WHAT YOU WILL DO: Return all lines below containing the word "VIALATTEA".

********************

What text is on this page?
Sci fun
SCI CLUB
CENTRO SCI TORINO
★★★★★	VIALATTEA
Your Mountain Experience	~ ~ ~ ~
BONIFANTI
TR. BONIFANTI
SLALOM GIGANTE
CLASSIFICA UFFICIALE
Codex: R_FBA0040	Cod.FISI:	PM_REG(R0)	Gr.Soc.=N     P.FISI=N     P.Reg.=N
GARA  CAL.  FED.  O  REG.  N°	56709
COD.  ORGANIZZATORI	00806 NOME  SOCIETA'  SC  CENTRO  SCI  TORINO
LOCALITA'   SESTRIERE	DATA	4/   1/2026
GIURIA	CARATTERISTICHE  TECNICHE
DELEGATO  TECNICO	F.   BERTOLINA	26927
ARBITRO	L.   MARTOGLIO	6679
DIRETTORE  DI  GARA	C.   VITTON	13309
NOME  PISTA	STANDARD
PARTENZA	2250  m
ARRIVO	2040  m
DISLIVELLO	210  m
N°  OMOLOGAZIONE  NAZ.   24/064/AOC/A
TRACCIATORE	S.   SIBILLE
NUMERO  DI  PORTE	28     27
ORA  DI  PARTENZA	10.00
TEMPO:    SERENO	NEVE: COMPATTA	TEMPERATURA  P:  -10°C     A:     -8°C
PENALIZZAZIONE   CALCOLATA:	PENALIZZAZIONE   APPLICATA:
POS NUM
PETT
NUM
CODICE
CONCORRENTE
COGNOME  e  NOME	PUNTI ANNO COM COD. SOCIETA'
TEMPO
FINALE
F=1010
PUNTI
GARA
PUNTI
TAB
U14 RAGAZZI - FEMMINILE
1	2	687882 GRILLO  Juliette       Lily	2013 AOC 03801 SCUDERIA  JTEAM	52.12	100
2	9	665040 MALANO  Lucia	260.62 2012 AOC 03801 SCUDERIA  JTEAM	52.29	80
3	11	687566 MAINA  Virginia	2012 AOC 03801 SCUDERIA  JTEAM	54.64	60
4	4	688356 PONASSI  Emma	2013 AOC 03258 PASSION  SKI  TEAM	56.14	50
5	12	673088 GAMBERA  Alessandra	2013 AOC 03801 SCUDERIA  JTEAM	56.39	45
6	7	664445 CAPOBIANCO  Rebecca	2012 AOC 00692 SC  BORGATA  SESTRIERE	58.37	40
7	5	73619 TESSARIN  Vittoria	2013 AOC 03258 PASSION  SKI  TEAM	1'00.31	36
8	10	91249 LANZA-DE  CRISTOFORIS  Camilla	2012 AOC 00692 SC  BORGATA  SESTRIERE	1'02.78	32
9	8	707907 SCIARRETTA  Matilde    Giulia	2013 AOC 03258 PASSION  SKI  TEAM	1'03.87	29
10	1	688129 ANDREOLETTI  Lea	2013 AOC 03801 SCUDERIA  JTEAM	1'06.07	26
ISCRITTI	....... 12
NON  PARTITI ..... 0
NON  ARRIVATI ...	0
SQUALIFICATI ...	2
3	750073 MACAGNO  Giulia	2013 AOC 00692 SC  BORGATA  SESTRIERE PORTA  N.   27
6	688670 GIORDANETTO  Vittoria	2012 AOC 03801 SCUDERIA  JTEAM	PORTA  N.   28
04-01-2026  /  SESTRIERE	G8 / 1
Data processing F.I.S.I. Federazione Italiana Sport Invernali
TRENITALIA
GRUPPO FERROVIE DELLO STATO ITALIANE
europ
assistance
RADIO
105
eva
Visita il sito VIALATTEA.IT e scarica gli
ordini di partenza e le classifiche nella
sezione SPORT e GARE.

********************

WRITTEN REPLY:
★★★★★	VIALATTEA
Visita il sito VIALATTEA.IT e scarica gli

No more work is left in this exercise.